*Objective*. Repeat the material exactly, leaving nothing out.

*Data provided*.

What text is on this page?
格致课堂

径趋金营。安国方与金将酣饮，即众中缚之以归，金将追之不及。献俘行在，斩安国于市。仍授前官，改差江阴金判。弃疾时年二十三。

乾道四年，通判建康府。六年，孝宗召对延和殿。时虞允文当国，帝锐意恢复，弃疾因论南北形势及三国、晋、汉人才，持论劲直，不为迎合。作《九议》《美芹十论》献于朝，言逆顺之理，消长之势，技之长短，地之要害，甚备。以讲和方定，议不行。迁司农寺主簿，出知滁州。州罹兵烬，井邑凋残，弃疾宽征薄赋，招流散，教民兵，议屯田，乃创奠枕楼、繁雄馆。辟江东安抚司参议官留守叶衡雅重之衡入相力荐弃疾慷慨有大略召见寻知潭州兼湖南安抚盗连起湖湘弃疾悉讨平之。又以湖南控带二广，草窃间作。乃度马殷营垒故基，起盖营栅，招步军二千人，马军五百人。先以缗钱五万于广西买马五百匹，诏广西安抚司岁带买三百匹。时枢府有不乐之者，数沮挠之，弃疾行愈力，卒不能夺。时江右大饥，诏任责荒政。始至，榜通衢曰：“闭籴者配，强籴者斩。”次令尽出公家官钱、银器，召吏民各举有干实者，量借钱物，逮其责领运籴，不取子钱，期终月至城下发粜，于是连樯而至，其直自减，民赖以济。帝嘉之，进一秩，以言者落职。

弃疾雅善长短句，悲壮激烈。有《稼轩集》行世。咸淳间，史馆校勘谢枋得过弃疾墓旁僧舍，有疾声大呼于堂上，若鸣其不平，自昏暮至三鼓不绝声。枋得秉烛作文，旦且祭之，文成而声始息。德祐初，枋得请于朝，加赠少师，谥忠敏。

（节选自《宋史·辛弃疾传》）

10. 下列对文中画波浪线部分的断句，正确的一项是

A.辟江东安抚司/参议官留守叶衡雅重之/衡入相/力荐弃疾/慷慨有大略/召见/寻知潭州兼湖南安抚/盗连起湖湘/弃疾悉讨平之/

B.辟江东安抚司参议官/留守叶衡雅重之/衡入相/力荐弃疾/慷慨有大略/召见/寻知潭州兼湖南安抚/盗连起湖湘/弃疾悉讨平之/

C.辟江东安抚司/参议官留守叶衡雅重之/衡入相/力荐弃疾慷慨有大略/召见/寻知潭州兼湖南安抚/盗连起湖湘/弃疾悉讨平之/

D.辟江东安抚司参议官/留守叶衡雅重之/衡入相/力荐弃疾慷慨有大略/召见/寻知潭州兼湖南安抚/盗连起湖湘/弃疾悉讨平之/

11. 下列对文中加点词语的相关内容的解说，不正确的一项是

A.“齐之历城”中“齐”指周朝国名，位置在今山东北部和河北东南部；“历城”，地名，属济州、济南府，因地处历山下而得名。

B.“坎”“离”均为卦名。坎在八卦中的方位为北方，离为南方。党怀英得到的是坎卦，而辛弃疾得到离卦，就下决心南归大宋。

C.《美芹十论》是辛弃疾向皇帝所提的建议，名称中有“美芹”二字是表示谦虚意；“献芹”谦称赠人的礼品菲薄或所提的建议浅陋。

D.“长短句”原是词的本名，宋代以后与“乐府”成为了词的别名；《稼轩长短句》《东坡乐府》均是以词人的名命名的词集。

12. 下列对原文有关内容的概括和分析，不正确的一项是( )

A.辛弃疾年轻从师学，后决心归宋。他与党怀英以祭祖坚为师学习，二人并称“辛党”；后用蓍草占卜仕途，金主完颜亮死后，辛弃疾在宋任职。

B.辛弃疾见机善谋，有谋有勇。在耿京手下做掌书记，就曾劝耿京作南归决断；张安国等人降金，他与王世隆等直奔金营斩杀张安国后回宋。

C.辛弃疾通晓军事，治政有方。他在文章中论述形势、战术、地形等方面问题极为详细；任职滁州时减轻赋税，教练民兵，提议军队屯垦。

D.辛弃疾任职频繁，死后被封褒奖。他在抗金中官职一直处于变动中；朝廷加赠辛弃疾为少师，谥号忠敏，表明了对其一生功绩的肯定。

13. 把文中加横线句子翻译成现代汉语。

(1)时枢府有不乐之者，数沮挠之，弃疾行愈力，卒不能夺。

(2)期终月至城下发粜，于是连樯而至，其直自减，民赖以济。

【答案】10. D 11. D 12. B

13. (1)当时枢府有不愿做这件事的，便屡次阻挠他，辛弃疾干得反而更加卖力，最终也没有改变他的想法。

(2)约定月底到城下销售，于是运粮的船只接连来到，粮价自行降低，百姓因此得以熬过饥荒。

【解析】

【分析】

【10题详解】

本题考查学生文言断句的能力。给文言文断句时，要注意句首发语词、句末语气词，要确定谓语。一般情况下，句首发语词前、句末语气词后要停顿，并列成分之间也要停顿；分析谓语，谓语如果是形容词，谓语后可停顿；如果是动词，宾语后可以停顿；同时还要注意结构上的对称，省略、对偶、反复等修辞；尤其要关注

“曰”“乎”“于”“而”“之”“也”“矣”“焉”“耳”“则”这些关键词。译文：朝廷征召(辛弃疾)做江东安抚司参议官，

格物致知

*Written answer*.
What text is on this page?
格致课堂

径趋金营。安国方与金将酣饮，即众中缚之以归，金将追之不及。献俘行在，斩安国于市。仍授前官，改差江阴金判。弃疾时年二十三。

乾道四年，通判建康府。六年，孝宗召对延和殿。时虞允文当国，帝锐意恢复，弃疾因论南北形势及三国、晋、汉人才，持论劲直，不为迎合。作《九议》《美芹十论》献于朝，言逆顺之理，消长之势，技之长短，地之要害，甚备。以讲和方定，议不行。迁司农寺主簿，出知滁州。州罹兵烬，井邑凋残，弃疾宽征薄赋，招流散，教民兵，议屯田，乃创奠枕楼、繁雄馆。辟江东安抚司参议官留守叶衡雅重之衡入相力荐弃疾慷慨有大略召见寻知潭州兼湖南安抚盗连起湖湘弃疾悉讨平之。又以湖南控带二广，草窃间作。乃度马殷营垒故基，起盖营栅，招步军二千人，马军五百人。先以缗钱五万于广西买马五百匹，诏广西安抚司岁带买三百匹。时枢府有不乐之者，数沮挠之，弃疾行愈力，卒不能夺。时江右大饥，诏任责荒政。始至，榜通衢曰：“闭籴者配，强籴者斩。”次令尽出公家官钱、银器，召吏民各举有干实者，量借钱物，逮其责领运籴，不取子钱，期终月至城下发粜，于是连樯而至，其直自减，民赖以济。帝嘉之，进一秩，以言者落职。

弃疾雅善长短句，悲壮激烈。有《稼轩集》行世。咸淳间，史馆校勘谢枋得过弃疾墓旁僧舍，有疾声大呼于堂上，若鸣其不平，自昏暮至三鼓不绝声。枋得秉烛作文，旦且祭之，文成而声始息。德祐初，枋得请于朝，加赠少师，谥忠敏。

（节选自《宋史·辛弃疾传》）

10. 下列对文中画波浪线部分的断句，正确的一项是

A.辟江东安抚司/参议官留守叶衡雅重之/衡入相/力荐弃疾/慷慨有大略/召见/寻知潭州兼湖南安抚/盗连起湖湘/弃疾悉讨平之/

B.辟江东安抚司参议官/留守叶衡雅重之/衡入相/力荐弃疾/慷慨有大略/召见/寻知潭州兼湖南安抚/盗连起湖湘/弃疾悉讨平之/

C.辟江东安抚司/参议官留守叶衡雅重之/衡入相/力荐弃疾慷慨有大略/召见/寻知潭州兼湖南安抚/盗连起湖湘/弃疾悉讨平之/

D.辟江东安抚司参议官/留守叶衡雅重之/衡入相/力荐弃疾慷慨有大略/召见/寻知潭州兼湖南安抚/盗连起湖湘/弃疾悉讨平之/

11. 下列对文中加点词语的相关内容的解说，不正确的一项是

A.“齐之历城”中“齐”指周朝国名，位置在今山东北部和河北东南部；“历城”，地名，属济州、济南府，因地处历山下而得名。

B.“坎”“离”均为卦名。坎在八卦中的方位为北方，离为南方。党怀英得到的是坎卦，而辛弃疾得到离卦，就下决心南归大宋。

C.《美芹十论》是辛弃疾向皇帝所提的建议，名称中有“美芹”二字是表示谦虚意；“献芹”谦称赠人的礼品菲薄或所提的建议浅陋。

D.“长短句”原是词的本名，宋代以后与“乐府”成为了词的别名；《稼轩长短句》《东坡乐府》均是以词人的名命名的词集。

12. 下列对原文有关内容的概括和分析，不正确的一项是( )

A.辛弃疾年轻从师学，后决心归宋。他与党怀英以祭祖坚为师学习，二人并称“辛党”；后用蓍草占卜仕途，金主完颜亮死后，辛弃疾在宋任职。

B.辛弃疾见机善谋，有谋有勇。在耿京手下做掌书记，就曾劝耿京作南归决断；张安国等人降金，他与王世隆等直奔金营斩杀张安国后回宋。

C.辛弃疾通晓军事，治政有方。他在文章中论述形势、战术、地形等方面问题极为详细；任职滁州时减轻赋税，教练民兵，提议军队屯垦。

D.辛弃疾任职频繁，死后被封褒奖。他在抗金中官职一直处于变动中；朝廷加赠辛弃疾为少师，谥号忠敏，表明了对其一生功绩的肯定。

13. 把文中加横线句子翻译成现代汉语。

(1)时枢府有不乐之者，数沮挠之，弃疾行愈力，卒不能夺。

(2)期终月至城下发粜，于是连樯而至，其直自减，民赖以济。

【答案】10. D 11. D 12. B

13. (1)当时枢府有不愿做这件事的，便屡次阻挠他，辛弃疾干得反而更加卖力，最终也没有改变他的想法。

(2)约定月底到城下销售，于是运粮的船只接连来到，粮价自行降低，百姓因此得以熬过饥荒。

【解析】

【分析】

【10题详解】

本题考查学生文言断句的能力。给文言文断句时，要注意句首发语词、句末语气词，要确定谓语。一般情况下，句首发语词前、句末语气词后要停顿，并列成分之间也要停顿；分析谓语，谓语如果是形容词，谓语后可停顿；如果是动词，宾语后可以停顿；同时还要注意结构上的对称，省略、对偶、反复等修辞；尤其要关注

“曰”“乎”“于”“而”“之”“也”“矣”“焉”“耳”“则”这些关键词。译文：朝廷征召(辛弃疾)做江东安抚司参议官，

格物致知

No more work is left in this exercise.